━━━━━ SUPPLIED RECORDS ━━━━━

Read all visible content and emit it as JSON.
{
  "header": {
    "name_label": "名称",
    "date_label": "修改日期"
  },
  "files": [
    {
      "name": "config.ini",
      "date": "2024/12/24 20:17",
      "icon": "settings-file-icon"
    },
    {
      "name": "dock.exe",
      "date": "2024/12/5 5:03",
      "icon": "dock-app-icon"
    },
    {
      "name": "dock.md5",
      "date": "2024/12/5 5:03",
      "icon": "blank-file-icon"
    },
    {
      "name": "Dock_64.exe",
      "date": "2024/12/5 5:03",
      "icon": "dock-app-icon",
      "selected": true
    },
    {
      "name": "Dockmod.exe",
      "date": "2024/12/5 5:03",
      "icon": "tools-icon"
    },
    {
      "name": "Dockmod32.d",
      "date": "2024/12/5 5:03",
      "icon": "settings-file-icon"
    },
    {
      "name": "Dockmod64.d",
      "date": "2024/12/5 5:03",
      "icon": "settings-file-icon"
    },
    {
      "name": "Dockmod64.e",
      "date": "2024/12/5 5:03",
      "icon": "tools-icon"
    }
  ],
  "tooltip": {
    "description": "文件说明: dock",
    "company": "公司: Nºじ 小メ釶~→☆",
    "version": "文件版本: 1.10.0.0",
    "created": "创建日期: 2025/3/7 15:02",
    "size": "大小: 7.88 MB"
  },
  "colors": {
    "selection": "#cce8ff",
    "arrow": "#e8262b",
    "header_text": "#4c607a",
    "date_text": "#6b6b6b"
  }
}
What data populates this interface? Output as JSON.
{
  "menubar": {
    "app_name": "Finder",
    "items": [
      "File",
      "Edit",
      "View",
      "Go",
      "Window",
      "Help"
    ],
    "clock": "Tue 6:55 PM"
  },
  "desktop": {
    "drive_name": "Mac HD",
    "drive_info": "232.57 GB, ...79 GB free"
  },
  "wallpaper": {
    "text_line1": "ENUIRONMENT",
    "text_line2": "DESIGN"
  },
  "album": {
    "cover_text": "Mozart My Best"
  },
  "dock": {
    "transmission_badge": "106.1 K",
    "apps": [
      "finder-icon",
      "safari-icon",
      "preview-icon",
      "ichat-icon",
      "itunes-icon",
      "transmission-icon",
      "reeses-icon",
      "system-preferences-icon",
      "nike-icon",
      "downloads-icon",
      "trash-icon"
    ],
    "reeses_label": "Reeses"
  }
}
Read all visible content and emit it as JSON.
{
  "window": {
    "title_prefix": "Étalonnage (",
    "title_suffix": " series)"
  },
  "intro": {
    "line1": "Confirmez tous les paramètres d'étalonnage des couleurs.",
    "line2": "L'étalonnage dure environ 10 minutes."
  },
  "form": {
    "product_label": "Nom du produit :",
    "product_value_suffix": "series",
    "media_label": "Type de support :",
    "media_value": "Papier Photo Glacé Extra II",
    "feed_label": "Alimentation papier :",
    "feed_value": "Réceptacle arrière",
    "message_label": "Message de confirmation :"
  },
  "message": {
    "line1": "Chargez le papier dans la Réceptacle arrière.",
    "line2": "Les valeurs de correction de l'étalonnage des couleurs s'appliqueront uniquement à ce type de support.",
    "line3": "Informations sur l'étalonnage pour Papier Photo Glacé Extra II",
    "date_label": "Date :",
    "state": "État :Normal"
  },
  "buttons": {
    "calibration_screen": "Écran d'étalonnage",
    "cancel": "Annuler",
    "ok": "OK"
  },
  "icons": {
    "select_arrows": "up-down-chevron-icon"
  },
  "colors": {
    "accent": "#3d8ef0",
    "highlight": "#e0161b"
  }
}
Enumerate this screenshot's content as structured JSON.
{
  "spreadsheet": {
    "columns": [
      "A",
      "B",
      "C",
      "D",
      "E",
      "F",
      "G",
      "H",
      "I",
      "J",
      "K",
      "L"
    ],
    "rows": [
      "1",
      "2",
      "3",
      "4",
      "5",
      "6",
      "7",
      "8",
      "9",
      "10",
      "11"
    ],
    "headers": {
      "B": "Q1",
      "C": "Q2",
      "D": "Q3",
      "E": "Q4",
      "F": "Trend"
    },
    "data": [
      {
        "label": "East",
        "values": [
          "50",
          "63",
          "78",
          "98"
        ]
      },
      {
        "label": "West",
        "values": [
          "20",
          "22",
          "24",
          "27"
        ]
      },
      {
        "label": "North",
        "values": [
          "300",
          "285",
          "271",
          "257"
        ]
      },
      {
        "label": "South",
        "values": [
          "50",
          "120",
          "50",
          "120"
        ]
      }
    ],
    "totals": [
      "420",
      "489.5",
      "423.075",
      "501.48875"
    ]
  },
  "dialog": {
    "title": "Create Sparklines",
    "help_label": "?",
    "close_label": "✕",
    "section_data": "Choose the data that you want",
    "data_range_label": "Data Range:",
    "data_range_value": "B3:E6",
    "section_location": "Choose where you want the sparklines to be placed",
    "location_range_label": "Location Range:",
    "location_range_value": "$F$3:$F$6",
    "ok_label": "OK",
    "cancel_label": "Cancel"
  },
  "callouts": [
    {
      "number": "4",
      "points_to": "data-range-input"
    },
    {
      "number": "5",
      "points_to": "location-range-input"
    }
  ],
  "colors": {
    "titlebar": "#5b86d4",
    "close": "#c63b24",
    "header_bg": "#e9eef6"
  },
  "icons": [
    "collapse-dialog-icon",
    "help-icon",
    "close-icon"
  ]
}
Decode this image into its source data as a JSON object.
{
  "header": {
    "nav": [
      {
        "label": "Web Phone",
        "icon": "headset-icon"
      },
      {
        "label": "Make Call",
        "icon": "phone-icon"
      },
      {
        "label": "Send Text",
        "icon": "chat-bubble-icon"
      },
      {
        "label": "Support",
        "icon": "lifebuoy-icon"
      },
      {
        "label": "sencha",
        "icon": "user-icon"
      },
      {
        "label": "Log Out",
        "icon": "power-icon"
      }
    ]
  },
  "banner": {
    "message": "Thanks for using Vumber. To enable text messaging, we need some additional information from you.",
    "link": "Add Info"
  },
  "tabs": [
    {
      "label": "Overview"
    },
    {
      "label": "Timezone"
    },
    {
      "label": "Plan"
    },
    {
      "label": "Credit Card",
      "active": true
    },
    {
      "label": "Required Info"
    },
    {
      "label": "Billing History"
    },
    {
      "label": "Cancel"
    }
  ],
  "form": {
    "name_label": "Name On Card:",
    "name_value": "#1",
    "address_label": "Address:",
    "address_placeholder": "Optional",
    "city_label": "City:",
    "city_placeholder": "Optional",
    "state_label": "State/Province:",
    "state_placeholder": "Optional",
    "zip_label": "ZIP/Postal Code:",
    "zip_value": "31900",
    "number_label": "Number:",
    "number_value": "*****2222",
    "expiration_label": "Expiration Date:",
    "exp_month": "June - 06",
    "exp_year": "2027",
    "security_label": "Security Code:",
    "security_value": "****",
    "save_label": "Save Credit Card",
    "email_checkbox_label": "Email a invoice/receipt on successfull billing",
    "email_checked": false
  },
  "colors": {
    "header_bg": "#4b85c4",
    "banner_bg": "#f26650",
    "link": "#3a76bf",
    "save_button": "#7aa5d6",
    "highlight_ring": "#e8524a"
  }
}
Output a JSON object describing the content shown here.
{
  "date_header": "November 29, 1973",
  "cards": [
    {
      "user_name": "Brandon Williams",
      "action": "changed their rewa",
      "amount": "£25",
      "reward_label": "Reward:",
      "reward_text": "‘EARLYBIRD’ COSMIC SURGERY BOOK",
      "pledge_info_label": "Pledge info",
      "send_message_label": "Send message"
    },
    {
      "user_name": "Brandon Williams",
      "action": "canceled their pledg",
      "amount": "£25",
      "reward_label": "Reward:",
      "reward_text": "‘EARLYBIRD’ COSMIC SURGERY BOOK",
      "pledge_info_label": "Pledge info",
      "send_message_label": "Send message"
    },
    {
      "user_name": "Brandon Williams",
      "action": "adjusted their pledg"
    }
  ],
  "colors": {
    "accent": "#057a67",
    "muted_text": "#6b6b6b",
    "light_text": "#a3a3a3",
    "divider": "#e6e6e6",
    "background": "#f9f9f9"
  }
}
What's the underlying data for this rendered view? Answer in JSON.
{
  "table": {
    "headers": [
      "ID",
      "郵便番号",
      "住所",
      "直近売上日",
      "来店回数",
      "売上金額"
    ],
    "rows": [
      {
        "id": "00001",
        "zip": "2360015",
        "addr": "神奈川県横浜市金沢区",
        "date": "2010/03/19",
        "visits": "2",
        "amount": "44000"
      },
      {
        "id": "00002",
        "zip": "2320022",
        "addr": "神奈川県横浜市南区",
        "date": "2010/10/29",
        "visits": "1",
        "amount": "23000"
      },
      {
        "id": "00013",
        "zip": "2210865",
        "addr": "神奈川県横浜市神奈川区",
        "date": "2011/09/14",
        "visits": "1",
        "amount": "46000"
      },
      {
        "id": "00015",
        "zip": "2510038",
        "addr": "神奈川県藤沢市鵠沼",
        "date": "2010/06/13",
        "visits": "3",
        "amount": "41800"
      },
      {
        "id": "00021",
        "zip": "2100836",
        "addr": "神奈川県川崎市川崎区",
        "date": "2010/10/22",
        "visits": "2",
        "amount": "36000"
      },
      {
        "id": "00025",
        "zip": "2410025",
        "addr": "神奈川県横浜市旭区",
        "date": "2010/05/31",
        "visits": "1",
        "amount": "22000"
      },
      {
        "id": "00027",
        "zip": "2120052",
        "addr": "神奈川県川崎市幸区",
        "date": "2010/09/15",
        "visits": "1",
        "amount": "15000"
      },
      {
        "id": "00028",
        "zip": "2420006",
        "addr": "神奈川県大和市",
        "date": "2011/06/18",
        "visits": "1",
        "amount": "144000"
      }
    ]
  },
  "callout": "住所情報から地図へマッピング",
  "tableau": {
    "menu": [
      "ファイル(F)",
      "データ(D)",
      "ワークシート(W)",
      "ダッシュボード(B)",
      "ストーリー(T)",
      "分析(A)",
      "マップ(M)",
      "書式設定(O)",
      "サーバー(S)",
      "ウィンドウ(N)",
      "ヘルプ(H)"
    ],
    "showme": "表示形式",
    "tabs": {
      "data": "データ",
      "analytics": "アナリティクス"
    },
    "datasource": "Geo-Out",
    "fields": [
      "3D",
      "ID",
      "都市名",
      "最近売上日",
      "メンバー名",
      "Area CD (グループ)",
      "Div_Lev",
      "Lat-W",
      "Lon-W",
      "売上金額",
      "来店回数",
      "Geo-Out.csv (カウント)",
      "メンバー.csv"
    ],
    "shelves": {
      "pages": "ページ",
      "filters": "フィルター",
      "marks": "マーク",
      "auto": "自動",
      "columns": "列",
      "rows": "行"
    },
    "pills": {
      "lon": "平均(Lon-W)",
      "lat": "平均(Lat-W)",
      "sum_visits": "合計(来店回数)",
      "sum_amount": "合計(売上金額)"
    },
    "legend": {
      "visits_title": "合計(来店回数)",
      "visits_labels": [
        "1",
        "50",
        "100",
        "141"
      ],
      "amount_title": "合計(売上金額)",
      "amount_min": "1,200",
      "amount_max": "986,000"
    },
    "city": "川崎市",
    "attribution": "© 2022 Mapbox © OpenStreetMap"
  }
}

━━━━━

**REQUEST:**
Read through the entries and copy every line that includes "Output".

**EXPECTED ANSWER:**
What data populates this interface? Output as JSON.
Output a JSON object describing the content shown here.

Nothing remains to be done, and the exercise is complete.